-- Begin Listed entries --

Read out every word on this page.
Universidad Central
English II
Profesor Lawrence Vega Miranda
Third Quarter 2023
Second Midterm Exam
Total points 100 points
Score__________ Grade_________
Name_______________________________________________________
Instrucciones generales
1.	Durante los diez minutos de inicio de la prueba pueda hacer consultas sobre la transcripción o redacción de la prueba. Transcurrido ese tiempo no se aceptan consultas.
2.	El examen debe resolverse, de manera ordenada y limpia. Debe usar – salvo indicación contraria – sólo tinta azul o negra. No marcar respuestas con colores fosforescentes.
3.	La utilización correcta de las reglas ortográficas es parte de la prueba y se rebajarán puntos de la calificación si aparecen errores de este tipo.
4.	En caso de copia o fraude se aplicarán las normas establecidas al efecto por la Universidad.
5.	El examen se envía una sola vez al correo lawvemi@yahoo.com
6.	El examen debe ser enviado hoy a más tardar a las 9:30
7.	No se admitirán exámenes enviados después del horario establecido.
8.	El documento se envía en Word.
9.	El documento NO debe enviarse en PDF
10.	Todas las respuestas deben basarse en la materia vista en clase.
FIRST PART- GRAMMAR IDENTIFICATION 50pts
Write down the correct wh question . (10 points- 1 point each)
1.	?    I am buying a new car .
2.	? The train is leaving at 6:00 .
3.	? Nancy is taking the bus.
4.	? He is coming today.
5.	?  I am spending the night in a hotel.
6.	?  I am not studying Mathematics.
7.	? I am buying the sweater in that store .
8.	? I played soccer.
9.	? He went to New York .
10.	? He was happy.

-- End Listed entries --

### Directions
Retype the records that precede this task, keeping them exactly the same.

### Final result
Read out every word on this page.
Universidad Central
English II
Profesor Lawrence Vega Miranda
Third Quarter 2023
Second Midterm Exam
Total points 100 points
Score__________ Grade_________
Name_______________________________________________________
Instrucciones generales
1.	Durante los diez minutos de inicio de la prueba pueda hacer consultas sobre la transcripción o redacción de la prueba. Transcurrido ese tiempo no se aceptan consultas.
2.	El examen debe resolverse, de manera ordenada y limpia. Debe usar – salvo indicación contraria – sólo tinta azul o negra. No marcar respuestas con colores fosforescentes.
3.	La utilización correcta de las reglas ortográficas es parte de la prueba y se rebajarán puntos de la calificación si aparecen errores de este tipo.
4.	En caso de copia o fraude se aplicarán las normas establecidas al efecto por la Universidad.
5.	El examen se envía una sola vez al correo lawvemi@yahoo.com
6.	El examen debe ser enviado hoy a más tardar a las 9:30
7.	No se admitirán exámenes enviados después del horario establecido.
8.	El documento se envía en Word.
9.	El documento NO debe enviarse en PDF
10.	Todas las respuestas deben basarse en la materia vista en clase.
FIRST PART- GRAMMAR IDENTIFICATION 50pts
Write down the correct wh question . (10 points- 1 point each)
1.	?    I am buying a new car .
2.	? The train is leaving at 6:00 .
3.	? Nancy is taking the bus.
4.	? He is coming today.
5.	?  I am spending the night in a hotel.
6.	?  I am not studying Mathematics.
7.	? I am buying the sweater in that store .
8.	? I played soccer.
9.	? He went to New York .
10.	? He was happy.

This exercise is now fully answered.